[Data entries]
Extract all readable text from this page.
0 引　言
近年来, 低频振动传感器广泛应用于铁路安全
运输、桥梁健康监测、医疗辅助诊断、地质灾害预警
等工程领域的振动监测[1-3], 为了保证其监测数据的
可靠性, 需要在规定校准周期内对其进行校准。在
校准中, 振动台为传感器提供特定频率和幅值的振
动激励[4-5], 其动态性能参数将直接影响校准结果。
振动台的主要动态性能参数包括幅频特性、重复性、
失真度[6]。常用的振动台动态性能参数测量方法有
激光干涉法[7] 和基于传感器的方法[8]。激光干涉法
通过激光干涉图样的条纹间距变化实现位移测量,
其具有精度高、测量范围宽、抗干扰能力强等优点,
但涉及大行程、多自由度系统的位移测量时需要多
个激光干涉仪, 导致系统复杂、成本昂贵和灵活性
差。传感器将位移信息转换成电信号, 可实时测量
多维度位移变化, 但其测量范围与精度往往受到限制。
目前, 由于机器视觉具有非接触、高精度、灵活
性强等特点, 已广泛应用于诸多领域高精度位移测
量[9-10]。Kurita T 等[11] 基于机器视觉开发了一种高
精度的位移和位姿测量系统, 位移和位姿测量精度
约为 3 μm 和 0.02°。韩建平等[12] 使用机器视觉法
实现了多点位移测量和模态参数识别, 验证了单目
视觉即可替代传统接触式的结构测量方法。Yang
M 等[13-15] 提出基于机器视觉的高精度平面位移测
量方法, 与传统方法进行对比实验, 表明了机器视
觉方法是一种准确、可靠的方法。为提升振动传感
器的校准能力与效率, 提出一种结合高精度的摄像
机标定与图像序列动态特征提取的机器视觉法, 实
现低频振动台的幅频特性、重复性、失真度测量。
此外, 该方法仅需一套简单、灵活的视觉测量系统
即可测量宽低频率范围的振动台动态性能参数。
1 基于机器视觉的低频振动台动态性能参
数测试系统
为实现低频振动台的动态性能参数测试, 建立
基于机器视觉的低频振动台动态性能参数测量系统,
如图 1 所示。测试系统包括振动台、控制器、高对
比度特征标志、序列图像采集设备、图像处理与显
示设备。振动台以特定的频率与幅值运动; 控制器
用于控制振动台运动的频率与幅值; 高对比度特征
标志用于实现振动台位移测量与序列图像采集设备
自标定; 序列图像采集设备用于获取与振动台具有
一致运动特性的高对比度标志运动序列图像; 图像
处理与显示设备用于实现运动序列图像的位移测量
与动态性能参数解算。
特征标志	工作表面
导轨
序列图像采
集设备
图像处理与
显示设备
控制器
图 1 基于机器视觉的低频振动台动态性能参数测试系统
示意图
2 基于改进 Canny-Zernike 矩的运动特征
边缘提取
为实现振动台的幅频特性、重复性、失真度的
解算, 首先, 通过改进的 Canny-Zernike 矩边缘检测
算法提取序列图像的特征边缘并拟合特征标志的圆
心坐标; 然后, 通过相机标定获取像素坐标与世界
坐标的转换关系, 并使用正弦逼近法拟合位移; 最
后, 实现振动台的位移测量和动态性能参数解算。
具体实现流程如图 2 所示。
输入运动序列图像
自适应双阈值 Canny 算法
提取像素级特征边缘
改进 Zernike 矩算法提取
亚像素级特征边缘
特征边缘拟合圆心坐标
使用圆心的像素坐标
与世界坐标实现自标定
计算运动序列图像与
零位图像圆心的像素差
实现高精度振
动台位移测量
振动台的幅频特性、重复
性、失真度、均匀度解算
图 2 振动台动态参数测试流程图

» **Directions**:
Quote the data in full, keeping each word unchanged.

» **Solution for this exercise**:
Extract all readable text from this page.
0 引　言
近年来, 低频振动传感器广泛应用于铁路安全
运输、桥梁健康监测、医疗辅助诊断、地质灾害预警
等工程领域的振动监测[1-3], 为了保证其监测数据的
可靠性, 需要在规定校准周期内对其进行校准。在
校准中, 振动台为传感器提供特定频率和幅值的振
动激励[4-5], 其动态性能参数将直接影响校准结果。
振动台的主要动态性能参数包括幅频特性、重复性、
失真度[6]。常用的振动台动态性能参数测量方法有
激光干涉法[7] 和基于传感器的方法[8]。激光干涉法
通过激光干涉图样的条纹间距变化实现位移测量,
其具有精度高、测量范围宽、抗干扰能力强等优点,
但涉及大行程、多自由度系统的位移测量时需要多
个激光干涉仪, 导致系统复杂、成本昂贵和灵活性
差。传感器将位移信息转换成电信号, 可实时测量
多维度位移变化, 但其测量范围与精度往往受到限制。
目前, 由于机器视觉具有非接触、高精度、灵活
性强等特点, 已广泛应用于诸多领域高精度位移测
量[9-10]。Kurita T 等[11] 基于机器视觉开发了一种高
精度的位移和位姿测量系统, 位移和位姿测量精度
约为 3 μm 和 0.02°。韩建平等[12] 使用机器视觉法
实现了多点位移测量和模态参数识别, 验证了单目
视觉即可替代传统接触式的结构测量方法。Yang
M 等[13-15] 提出基于机器视觉的高精度平面位移测
量方法, 与传统方法进行对比实验, 表明了机器视
觉方法是一种准确、可靠的方法。为提升振动传感
器的校准能力与效率, 提出一种结合高精度的摄像
机标定与图像序列动态特征提取的机器视觉法, 实
现低频振动台的幅频特性、重复性、失真度测量。
此外, 该方法仅需一套简单、灵活的视觉测量系统
即可测量宽低频率范围的振动台动态性能参数。
1 基于机器视觉的低频振动台动态性能参
数测试系统
为实现低频振动台的动态性能参数测试, 建立
基于机器视觉的低频振动台动态性能参数测量系统,
如图 1 所示。测试系统包括振动台、控制器、高对
比度特征标志、序列图像采集设备、图像处理与显
示设备。振动台以特定的频率与幅值运动; 控制器
用于控制振动台运动的频率与幅值; 高对比度特征
标志用于实现振动台位移测量与序列图像采集设备
自标定; 序列图像采集设备用于获取与振动台具有
一致运动特性的高对比度标志运动序列图像; 图像
处理与显示设备用于实现运动序列图像的位移测量
与动态性能参数解算。
特征标志	工作表面
导轨
序列图像采
集设备
图像处理与
显示设备
控制器
图 1 基于机器视觉的低频振动台动态性能参数测试系统
示意图
2 基于改进 Canny-Zernike 矩的运动特征
边缘提取
为实现振动台的幅频特性、重复性、失真度的
解算, 首先, 通过改进的 Canny-Zernike 矩边缘检测
算法提取序列图像的特征边缘并拟合特征标志的圆
心坐标; 然后, 通过相机标定获取像素坐标与世界
坐标的转换关系, 并使用正弦逼近法拟合位移; 最
后, 实现振动台的位移测量和动态性能参数解算。
具体实现流程如图 2 所示。
输入运动序列图像
自适应双阈值 Canny 算法
提取像素级特征边缘
改进 Zernike 矩算法提取
亚像素级特征边缘
特征边缘拟合圆心坐标
使用圆心的像素坐标
与世界坐标实现自标定
计算运动序列图像与
零位图像圆心的像素差
实现高精度振
动台位移测量
振动台的幅频特性、重复
性、失真度、均匀度解算
图 2 振动台动态参数测试流程图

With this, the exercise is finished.